▸ Problem statement
Compile every line that includes the word "text".

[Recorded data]
►

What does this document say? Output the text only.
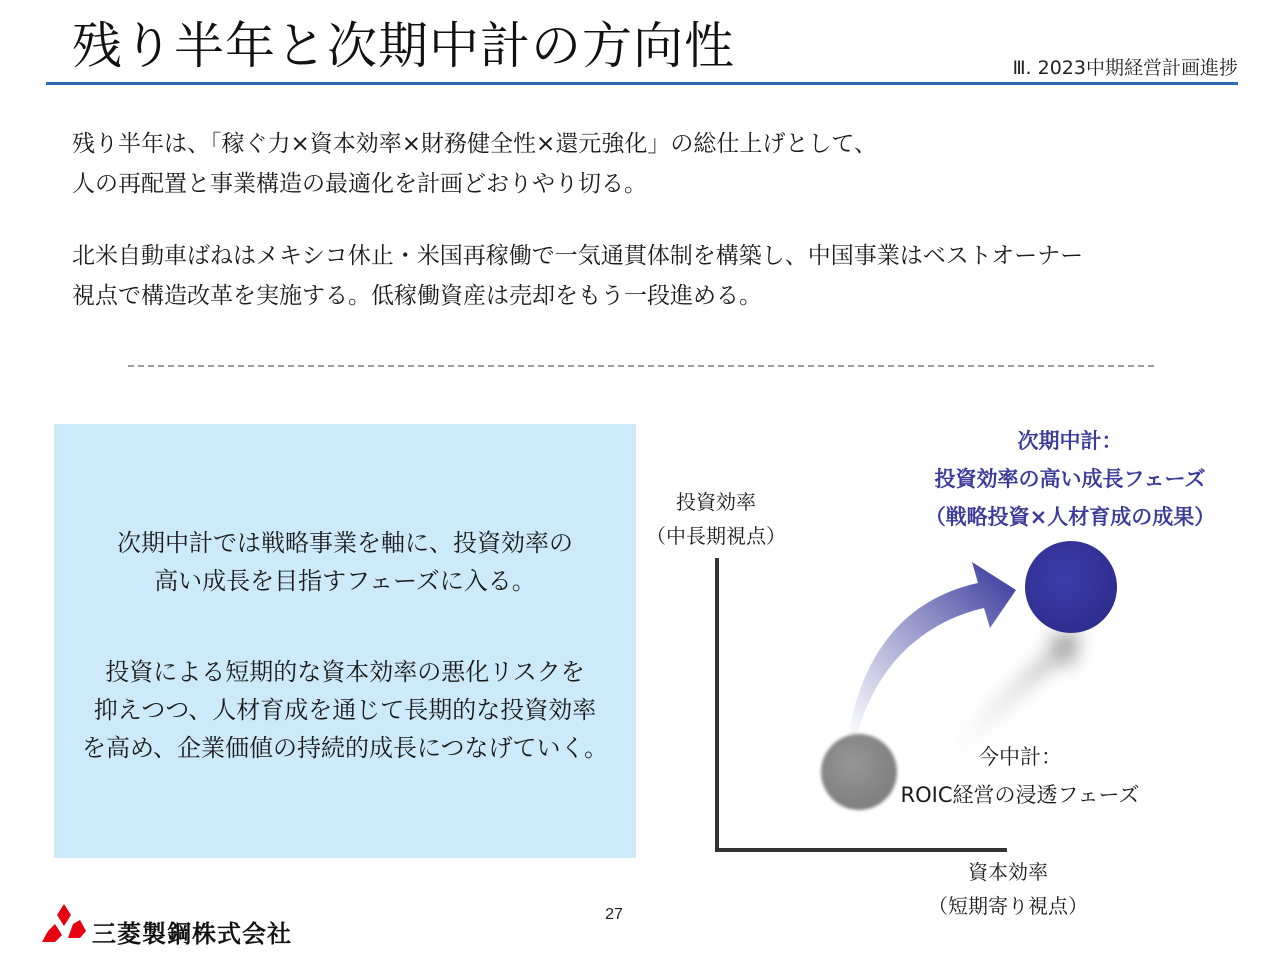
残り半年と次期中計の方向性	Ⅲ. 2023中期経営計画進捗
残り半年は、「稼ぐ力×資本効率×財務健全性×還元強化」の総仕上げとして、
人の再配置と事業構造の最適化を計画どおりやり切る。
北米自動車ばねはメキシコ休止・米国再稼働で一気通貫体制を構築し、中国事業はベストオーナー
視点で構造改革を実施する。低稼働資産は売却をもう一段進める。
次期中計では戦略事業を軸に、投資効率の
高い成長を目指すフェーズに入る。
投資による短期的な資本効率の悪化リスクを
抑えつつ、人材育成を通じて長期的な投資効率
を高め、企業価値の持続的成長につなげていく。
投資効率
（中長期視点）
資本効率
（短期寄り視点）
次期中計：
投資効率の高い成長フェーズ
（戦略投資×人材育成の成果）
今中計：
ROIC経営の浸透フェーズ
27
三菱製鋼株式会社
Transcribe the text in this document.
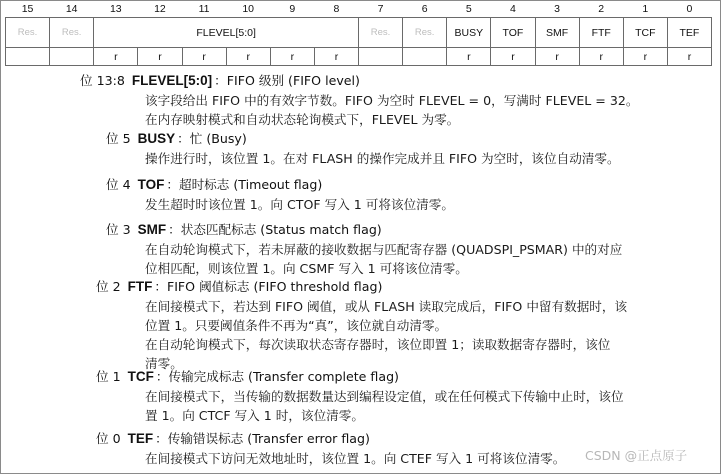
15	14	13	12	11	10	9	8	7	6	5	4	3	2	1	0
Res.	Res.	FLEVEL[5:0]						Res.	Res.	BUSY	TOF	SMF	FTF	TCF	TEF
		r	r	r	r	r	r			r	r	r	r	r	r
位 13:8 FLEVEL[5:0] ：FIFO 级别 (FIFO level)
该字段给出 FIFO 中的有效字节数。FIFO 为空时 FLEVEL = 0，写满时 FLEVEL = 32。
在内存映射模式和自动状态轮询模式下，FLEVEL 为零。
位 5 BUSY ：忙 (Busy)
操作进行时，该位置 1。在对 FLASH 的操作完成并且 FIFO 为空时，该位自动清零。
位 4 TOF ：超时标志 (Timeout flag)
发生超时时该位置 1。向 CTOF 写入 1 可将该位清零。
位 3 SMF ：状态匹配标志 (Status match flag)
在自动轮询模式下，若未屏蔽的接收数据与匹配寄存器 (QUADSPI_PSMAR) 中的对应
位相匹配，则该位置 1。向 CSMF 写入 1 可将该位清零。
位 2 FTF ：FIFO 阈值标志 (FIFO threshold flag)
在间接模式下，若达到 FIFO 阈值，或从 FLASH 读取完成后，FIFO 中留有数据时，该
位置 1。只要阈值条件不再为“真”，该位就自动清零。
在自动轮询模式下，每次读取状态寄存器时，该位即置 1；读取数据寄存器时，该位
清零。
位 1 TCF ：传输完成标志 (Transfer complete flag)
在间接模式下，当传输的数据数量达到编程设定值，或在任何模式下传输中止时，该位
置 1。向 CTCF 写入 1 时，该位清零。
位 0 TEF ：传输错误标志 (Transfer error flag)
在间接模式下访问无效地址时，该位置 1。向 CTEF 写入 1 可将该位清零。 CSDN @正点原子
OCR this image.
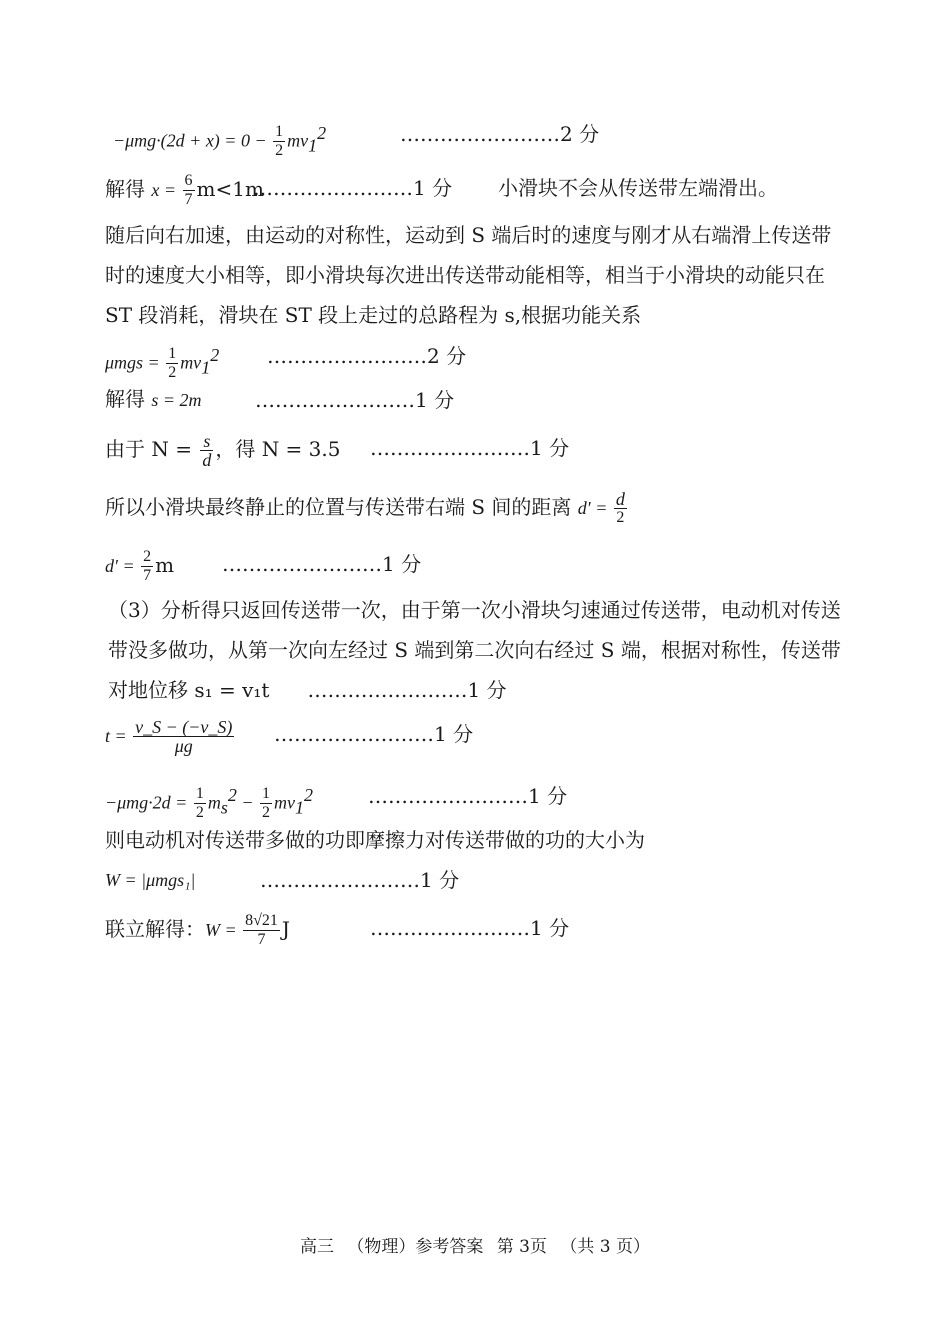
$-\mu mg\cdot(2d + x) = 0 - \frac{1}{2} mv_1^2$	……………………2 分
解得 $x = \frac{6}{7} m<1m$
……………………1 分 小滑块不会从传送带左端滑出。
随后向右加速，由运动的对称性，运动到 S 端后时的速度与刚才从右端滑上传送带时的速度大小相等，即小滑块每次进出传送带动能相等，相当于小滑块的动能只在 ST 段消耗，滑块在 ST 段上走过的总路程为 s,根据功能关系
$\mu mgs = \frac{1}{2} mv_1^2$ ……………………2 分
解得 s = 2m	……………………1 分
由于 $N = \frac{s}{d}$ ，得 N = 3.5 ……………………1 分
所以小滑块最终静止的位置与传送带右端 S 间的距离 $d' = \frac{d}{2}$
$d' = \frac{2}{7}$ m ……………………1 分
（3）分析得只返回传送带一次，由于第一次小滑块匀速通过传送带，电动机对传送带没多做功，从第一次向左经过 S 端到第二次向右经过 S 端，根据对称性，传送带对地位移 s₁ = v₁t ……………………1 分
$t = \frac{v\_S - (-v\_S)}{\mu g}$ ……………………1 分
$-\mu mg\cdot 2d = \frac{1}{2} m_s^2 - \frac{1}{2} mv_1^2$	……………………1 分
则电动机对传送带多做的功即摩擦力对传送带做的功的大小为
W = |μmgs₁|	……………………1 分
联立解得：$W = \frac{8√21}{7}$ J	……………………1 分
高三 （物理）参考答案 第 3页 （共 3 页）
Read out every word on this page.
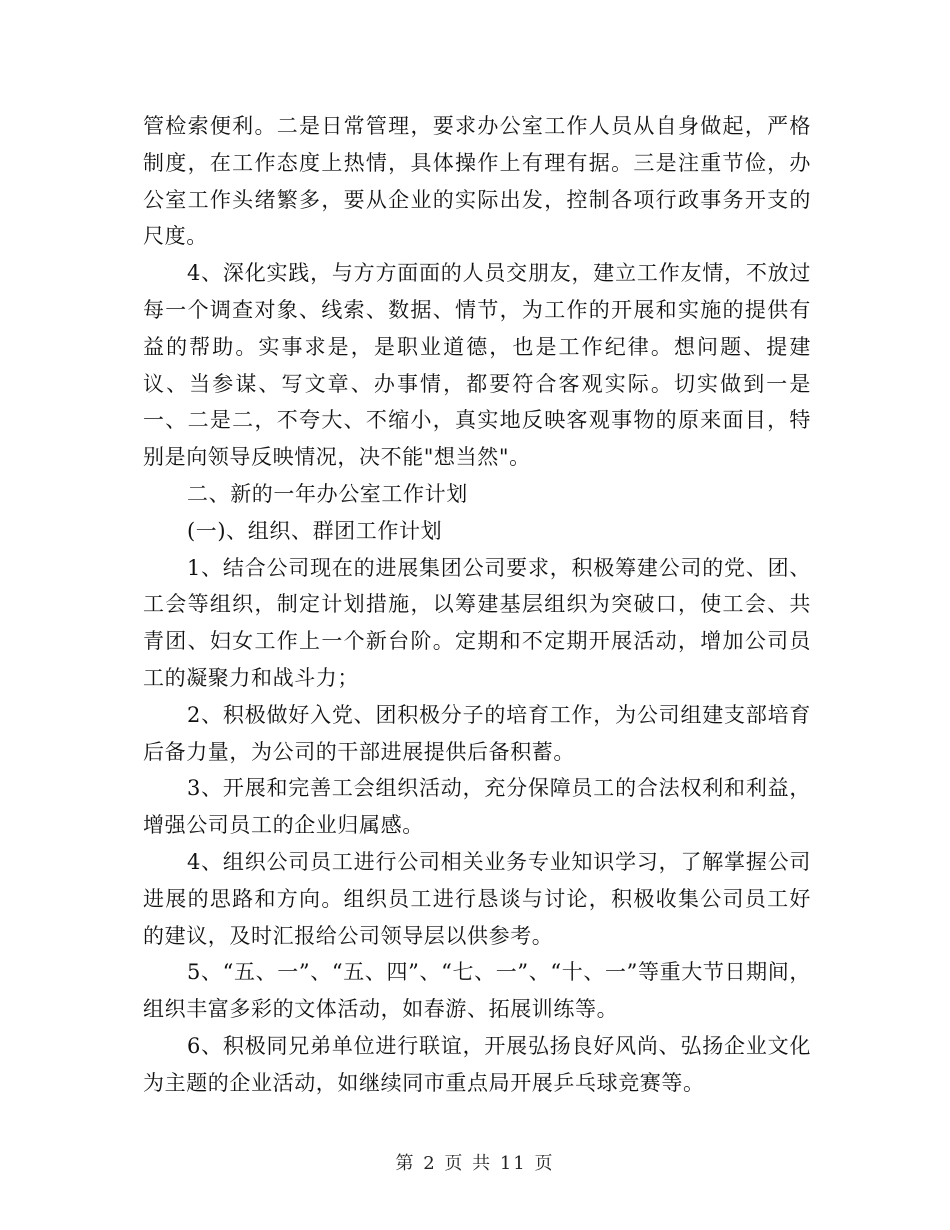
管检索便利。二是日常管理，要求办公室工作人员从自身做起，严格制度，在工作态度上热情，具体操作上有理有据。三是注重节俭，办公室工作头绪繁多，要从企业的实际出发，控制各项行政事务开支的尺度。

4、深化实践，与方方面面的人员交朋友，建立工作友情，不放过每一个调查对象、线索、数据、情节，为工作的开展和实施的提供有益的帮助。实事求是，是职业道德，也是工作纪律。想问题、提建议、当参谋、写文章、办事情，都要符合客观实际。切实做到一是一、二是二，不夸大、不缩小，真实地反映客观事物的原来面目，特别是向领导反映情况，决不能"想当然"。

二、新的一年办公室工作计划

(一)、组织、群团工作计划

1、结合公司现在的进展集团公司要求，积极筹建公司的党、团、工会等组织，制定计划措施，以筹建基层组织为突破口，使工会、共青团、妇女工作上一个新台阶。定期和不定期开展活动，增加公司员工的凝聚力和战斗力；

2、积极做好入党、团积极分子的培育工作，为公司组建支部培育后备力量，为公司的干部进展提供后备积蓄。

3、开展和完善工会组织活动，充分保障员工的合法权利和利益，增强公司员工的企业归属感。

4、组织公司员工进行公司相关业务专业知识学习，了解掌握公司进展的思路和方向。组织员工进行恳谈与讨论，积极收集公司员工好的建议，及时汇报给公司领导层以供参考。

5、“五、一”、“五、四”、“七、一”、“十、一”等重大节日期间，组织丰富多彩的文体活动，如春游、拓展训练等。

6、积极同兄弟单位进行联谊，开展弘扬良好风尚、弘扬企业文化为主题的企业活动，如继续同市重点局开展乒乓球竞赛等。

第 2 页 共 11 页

◄

▸ Finished task
What does this document say? Output the text only.
Transcribe the text in this document.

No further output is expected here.